▶ **GIVEN TASK**: Look for the string "Elections" in every line, and copy each line that has it.

▶ **EXTRACTED ENTRIES**:
══════════════════════════════
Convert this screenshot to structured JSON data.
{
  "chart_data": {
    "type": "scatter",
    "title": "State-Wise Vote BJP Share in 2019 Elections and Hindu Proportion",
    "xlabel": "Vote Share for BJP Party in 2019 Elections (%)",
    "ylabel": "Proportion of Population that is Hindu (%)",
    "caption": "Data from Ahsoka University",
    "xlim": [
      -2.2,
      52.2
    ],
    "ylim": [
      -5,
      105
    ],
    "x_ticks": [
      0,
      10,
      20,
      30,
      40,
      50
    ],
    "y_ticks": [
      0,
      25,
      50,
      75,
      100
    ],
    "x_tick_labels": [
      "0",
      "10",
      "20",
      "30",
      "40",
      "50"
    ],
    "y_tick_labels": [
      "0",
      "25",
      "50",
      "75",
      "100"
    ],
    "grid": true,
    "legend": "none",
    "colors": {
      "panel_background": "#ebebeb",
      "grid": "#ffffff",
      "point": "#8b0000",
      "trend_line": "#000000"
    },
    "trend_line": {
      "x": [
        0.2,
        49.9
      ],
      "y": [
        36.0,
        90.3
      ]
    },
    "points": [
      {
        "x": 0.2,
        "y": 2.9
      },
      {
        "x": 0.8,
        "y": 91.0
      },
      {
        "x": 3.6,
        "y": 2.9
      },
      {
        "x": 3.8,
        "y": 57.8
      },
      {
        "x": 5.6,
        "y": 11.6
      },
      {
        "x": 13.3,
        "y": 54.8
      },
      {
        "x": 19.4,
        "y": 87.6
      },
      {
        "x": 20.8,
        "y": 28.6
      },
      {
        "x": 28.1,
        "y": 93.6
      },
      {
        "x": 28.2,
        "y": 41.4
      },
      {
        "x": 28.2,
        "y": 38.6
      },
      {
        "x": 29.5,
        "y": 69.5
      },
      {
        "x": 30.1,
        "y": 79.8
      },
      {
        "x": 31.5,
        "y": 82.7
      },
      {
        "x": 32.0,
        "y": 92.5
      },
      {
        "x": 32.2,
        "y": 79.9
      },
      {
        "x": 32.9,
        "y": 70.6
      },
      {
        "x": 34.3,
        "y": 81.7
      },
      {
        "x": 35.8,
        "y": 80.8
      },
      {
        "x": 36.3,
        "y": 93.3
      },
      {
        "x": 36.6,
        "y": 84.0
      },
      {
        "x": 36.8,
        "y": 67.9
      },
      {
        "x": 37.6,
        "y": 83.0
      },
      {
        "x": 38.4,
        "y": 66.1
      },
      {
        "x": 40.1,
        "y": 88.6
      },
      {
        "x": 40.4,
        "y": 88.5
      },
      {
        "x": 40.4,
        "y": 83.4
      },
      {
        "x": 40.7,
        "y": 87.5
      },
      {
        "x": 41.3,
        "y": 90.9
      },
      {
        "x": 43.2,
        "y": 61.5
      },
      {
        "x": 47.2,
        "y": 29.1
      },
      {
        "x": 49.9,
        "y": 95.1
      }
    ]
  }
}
══════════════════════════════
▶ **RESULT OF THIS TASK**:
    "title": "State-Wise Vote BJP Share in 2019 Elections and Hindu Proportion",
    "xlabel": "Vote Share for BJP Party in 2019 Elections (%)",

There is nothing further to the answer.